# start of WORKING DATA
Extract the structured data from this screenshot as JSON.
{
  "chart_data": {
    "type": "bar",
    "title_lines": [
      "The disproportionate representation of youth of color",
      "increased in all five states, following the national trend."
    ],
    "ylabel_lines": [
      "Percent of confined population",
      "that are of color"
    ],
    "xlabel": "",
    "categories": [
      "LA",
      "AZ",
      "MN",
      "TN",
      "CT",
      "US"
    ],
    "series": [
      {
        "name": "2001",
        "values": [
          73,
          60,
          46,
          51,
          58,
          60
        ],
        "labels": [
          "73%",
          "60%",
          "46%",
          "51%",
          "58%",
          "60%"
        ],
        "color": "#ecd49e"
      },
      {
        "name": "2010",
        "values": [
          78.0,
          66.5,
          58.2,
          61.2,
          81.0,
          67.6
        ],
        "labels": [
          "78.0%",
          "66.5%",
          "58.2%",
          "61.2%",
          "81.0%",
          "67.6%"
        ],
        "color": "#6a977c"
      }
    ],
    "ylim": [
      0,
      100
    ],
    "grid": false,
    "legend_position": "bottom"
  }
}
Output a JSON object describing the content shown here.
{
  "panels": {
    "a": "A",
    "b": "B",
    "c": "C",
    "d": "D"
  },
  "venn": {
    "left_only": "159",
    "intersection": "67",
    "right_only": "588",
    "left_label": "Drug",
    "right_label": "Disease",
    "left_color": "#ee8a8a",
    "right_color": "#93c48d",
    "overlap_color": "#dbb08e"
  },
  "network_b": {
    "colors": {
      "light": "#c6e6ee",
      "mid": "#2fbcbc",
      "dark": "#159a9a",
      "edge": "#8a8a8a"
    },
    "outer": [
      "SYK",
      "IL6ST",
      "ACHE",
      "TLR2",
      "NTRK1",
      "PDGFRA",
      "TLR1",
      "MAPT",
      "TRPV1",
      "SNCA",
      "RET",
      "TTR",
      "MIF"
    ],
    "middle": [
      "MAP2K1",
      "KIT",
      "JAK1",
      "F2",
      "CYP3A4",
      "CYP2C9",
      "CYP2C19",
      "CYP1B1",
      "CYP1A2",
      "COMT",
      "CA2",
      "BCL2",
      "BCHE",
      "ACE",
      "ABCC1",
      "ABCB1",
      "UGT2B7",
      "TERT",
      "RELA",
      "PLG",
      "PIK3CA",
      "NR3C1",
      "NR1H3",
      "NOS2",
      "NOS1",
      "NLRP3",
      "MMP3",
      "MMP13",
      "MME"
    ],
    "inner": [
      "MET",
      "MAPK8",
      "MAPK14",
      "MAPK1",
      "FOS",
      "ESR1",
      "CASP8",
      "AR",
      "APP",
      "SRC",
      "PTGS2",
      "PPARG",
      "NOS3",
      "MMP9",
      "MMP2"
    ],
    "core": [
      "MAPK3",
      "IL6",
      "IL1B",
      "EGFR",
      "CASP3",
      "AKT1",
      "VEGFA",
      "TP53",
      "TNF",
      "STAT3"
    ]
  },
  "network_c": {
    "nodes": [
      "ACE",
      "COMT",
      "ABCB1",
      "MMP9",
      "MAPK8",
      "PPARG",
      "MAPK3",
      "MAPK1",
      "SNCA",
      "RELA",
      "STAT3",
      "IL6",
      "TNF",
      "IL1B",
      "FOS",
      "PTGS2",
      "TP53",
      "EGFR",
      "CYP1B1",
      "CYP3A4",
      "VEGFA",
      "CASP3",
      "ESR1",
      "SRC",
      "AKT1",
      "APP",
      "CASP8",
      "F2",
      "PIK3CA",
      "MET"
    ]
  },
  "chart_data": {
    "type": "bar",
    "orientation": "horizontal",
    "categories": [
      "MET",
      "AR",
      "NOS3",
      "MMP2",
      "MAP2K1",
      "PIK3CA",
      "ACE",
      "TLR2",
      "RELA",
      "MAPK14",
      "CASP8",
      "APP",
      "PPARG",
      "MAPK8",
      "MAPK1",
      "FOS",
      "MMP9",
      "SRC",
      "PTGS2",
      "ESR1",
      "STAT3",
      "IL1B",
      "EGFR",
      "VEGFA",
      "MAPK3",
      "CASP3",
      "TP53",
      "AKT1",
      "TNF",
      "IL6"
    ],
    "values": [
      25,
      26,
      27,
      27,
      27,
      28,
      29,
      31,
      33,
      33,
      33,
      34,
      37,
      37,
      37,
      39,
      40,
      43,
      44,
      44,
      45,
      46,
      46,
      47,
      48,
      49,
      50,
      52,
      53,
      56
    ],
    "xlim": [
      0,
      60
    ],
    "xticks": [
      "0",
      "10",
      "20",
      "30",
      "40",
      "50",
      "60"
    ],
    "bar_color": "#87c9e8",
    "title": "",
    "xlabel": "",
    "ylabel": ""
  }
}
# end of WORKING DATA
● WHAT IS NEEDED:
Take the material above and return all of it exactly.

● ANSWER FOR THIS EXERCISE:
Extract the structured data from this screenshot as JSON.
{
  "chart_data": {
    "type": "bar",
    "title_lines": [
      "The disproportionate representation of youth of color",
      "increased in all five states, following the national trend."
    ],
    "ylabel_lines": [
      "Percent of confined population",
      "that are of color"
    ],
    "xlabel": "",
    "categories": [
      "LA",
      "AZ",
      "MN",
      "TN",
      "CT",
      "US"
    ],
    "series": [
      {
        "name": "2001",
        "values": [
          73,
          60,
          46,
          51,
          58,
          60
        ],
        "labels": [
          "73%",
          "60%",
          "46%",
          "51%",
          "58%",
          "60%"
        ],
        "color": "#ecd49e"
      },
      {
        "name": "2010",
        "values": [
          78.0,
          66.5,
          58.2,
          61.2,
          81.0,
          67.6
        ],
        "labels": [
          "78.0%",
          "66.5%",
          "58.2%",
          "61.2%",
          "81.0%",
          "67.6%"
        ],
        "color": "#6a977c"
      }
    ],
    "ylim": [
      0,
      100
    ],
    "grid": false,
    "legend_position": "bottom"
  }
}
Output a JSON object describing the content shown here.
{
  "panels": {
    "a": "A",
    "b": "B",
    "c": "C",
    "d": "D"
  },
  "venn": {
    "left_only": "159",
    "intersection": "67",
    "right_only": "588",
    "left_label": "Drug",
    "right_label": "Disease",
    "left_color": "#ee8a8a",
    "right_color": "#93c48d",
    "overlap_color": "#dbb08e"
  },
  "network_b": {
    "colors": {
      "light": "#c6e6ee",
      "mid": "#2fbcbc",
      "dark": "#159a9a",
      "edge": "#8a8a8a"
    },
    "outer": [
      "SYK",
      "IL6ST",
      "ACHE",
      "TLR2",
      "NTRK1",
      "PDGFRA",
      "TLR1",
      "MAPT",
      "TRPV1",
      "SNCA",
      "RET",
      "TTR",
      "MIF"
    ],
    "middle": [
      "MAP2K1",
      "KIT",
      "JAK1",
      "F2",
      "CYP3A4",
      "CYP2C9",
      "CYP2C19",
      "CYP1B1",
      "CYP1A2",
      "COMT",
      "CA2",
      "BCL2",
      "BCHE",
      "ACE",
      "ABCC1",
      "ABCB1",
      "UGT2B7",
      "TERT",
      "RELA",
      "PLG",
      "PIK3CA",
      "NR3C1",
      "NR1H3",
      "NOS2",
      "NOS1",
      "NLRP3",
      "MMP3",
      "MMP13",
      "MME"
    ],
    "inner": [
      "MET",
      "MAPK8",
      "MAPK14",
      "MAPK1",
      "FOS",
      "ESR1",
      "CASP8",
      "AR",
      "APP",
      "SRC",
      "PTGS2",
      "PPARG",
      "NOS3",
      "MMP9",
      "MMP2"
    ],
    "core": [
      "MAPK3",
      "IL6",
      "IL1B",
      "EGFR",
      "CASP3",
      "AKT1",
      "VEGFA",
      "TP53",
      "TNF",
      "STAT3"
    ]
  },
  "network_c": {
    "nodes": [
      "ACE",
      "COMT",
      "ABCB1",
      "MMP9",
      "MAPK8",
      "PPARG",
      "MAPK3",
      "MAPK1",
      "SNCA",
      "RELA",
      "STAT3",
      "IL6",
      "TNF",
      "IL1B",
      "FOS",
      "PTGS2",
      "TP53",
      "EGFR",
      "CYP1B1",
      "CYP3A4",
      "VEGFA",
      "CASP3",
      "ESR1",
      "SRC",
      "AKT1",
      "APP",
      "CASP8",
      "F2",
      "PIK3CA",
      "MET"
    ]
  },
  "chart_data": {
    "type": "bar",
    "orientation": "horizontal",
    "categories": [
      "MET",
      "AR",
      "NOS3",
      "MMP2",
      "MAP2K1",
      "PIK3CA",
      "ACE",
      "TLR2",
      "RELA",
      "MAPK14",
      "CASP8",
      "APP",
      "PPARG",
      "MAPK8",
      "MAPK1",
      "FOS",
      "MMP9",
      "SRC",
      "PTGS2",
      "ESR1",
      "STAT3",
      "IL1B",
      "EGFR",
      "VEGFA",
      "MAPK3",
      "CASP3",
      "TP53",
      "AKT1",
      "TNF",
      "IL6"
    ],
    "values": [
      25,
      26,
      27,
      27,
      27,
      28,
      29,
      31,
      33,
      33,
      33,
      34,
      37,
      37,
      37,
      39,
      40,
      43,
      44,
      44,
      45,
      46,
      46,
      47,
      48,
      49,
      50,
      52,
      53,
      56
    ],
    "xlim": [
      0,
      60
    ],
    "xticks": [
      "0",
      "10",
      "20",
      "30",
      "40",
      "50",
      "60"
    ],
    "bar_color": "#87c9e8",
    "title": "",
    "xlabel": "",
    "ylabel": ""
  }
}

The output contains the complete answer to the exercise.